■ **Task prompt**:
Repeat every record below exactly as it appears.

##### Material provided #####

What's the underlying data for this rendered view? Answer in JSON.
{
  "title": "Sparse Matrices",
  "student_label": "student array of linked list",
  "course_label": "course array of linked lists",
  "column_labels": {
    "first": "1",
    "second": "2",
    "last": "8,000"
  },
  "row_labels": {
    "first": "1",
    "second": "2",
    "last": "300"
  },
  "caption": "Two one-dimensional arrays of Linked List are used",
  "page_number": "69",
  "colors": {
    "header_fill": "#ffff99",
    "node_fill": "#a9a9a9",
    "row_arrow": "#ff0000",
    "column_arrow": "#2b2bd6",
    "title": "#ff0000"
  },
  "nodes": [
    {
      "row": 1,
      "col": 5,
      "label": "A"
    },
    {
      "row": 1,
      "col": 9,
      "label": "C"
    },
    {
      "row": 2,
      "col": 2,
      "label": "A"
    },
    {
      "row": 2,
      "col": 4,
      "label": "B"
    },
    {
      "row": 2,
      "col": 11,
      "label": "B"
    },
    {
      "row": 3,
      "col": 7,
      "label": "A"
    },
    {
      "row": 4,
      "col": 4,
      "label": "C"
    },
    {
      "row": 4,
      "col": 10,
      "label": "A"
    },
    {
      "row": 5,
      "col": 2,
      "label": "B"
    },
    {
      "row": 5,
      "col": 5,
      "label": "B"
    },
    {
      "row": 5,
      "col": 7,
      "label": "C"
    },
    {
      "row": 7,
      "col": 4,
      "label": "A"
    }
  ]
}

#####

■ **Result of this exercise**:
What's the underlying data for this rendered view? Answer in JSON.
{
  "title": "Sparse Matrices",
  "student_label": "student array of linked list",
  "course_label": "course array of linked lists",
  "column_labels": {
    "first": "1",
    "second": "2",
    "last": "8,000"
  },
  "row_labels": {
    "first": "1",
    "second": "2",
    "last": "300"
  },
  "caption": "Two one-dimensional arrays of Linked List are used",
  "page_number": "69",
  "colors": {
    "header_fill": "#ffff99",
    "node_fill": "#a9a9a9",
    "row_arrow": "#ff0000",
    "column_arrow": "#2b2bd6",
    "title": "#ff0000"
  },
  "nodes": [
    {
      "row": 1,
      "col": 5,
      "label": "A"
    },
    {
      "row": 1,
      "col": 9,
      "label": "C"
    },
    {
      "row": 2,
      "col": 2,
      "label": "A"
    },
    {
      "row": 2,
      "col": 4,
      "label": "B"
    },
    {
      "row": 2,
      "col": 11,
      "label": "B"
    },
    {
      "row": 3,
      "col": 7,
      "label": "A"
    },
    {
      "row": 4,
      "col": 4,
      "label": "C"
    },
    {
      "row": 4,
      "col": 10,
      "label": "A"
    },
    {
      "row": 5,
      "col": 2,
      "label": "B"
    },
    {
      "row": 5,
      "col": 5,
      "label": "B"
    },
    {
      "row": 5,
      "col": 7,
      "label": "C"
    },
    {
      "row": 7,
      "col": 4,
      "label": "A"
    }
  ]
}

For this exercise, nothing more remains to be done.